# Short exercise:
Search the records that follow and extract every line containing the string "Days".

++++ Data supplied ++++

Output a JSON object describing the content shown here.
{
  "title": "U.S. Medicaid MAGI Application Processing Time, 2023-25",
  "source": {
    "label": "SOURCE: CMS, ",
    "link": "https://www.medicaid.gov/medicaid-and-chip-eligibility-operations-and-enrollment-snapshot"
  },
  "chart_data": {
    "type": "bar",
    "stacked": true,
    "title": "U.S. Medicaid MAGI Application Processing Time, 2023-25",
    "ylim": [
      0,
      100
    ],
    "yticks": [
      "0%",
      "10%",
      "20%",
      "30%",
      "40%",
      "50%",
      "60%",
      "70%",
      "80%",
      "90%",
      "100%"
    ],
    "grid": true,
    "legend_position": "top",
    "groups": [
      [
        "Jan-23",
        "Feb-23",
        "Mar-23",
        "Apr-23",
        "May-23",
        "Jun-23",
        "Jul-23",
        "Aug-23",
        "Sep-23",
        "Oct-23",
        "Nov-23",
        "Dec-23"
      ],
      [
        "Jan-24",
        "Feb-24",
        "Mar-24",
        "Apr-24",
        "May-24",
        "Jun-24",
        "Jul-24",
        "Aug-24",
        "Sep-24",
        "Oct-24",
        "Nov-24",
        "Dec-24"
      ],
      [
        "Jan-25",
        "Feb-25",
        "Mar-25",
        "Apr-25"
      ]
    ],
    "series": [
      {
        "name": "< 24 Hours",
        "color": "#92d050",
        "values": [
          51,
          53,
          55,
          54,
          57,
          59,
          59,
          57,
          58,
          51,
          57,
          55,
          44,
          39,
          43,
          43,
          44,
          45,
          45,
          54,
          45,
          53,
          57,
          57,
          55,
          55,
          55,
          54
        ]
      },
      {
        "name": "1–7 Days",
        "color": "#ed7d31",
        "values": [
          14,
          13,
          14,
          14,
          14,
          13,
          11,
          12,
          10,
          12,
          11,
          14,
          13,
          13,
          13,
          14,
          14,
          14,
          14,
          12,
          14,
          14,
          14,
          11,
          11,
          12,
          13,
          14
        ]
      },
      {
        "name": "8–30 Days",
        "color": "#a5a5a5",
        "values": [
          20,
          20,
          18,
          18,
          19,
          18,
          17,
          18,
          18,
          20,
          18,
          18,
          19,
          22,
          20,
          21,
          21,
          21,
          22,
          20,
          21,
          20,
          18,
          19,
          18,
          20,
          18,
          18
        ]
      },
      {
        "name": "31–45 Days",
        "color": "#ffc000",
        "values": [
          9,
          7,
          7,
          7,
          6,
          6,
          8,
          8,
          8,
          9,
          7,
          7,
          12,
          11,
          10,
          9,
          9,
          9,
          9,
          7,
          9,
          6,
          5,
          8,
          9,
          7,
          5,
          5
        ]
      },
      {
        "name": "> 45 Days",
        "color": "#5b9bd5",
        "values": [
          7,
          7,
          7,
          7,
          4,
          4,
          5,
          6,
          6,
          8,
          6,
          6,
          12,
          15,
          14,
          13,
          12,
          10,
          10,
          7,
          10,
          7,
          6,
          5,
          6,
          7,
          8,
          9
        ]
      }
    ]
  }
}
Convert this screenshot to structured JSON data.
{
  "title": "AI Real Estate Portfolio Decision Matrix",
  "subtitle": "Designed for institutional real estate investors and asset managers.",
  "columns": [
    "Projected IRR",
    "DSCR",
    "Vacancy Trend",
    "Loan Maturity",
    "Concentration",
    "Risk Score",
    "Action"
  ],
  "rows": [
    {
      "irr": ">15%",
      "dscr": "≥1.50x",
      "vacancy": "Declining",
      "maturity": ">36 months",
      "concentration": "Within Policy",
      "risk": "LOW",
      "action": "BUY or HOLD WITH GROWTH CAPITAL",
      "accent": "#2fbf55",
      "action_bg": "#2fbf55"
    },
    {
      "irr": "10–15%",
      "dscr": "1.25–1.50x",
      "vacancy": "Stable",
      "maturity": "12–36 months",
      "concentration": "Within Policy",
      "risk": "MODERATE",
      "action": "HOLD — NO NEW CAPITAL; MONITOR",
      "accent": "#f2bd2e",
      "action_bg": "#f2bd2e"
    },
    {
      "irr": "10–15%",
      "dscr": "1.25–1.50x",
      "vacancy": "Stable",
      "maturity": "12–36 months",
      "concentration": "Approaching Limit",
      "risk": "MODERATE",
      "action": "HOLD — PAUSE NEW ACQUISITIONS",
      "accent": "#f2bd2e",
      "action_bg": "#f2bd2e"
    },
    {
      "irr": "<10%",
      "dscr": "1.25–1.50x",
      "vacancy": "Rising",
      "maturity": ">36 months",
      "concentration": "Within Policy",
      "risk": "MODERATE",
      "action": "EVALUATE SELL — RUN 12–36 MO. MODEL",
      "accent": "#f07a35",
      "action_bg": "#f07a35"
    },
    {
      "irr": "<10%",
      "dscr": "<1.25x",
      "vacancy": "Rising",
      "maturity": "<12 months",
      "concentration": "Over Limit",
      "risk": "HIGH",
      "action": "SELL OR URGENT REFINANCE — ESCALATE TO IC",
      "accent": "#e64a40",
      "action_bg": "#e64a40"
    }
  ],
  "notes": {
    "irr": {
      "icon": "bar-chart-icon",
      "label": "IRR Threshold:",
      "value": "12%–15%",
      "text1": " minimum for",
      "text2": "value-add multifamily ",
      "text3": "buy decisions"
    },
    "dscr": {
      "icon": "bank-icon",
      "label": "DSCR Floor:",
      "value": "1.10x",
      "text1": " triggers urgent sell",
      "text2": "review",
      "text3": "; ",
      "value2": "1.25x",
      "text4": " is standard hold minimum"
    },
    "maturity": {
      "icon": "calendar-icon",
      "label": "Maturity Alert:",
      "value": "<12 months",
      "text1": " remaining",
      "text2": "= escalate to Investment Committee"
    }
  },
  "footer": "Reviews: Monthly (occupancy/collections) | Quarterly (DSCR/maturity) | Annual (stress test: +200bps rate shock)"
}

++++

# Finished task:
        "name": "1–7 Days",
        "name": "8–30 Days",
        "name": "31–45 Days",
        "name": "> 45 Days",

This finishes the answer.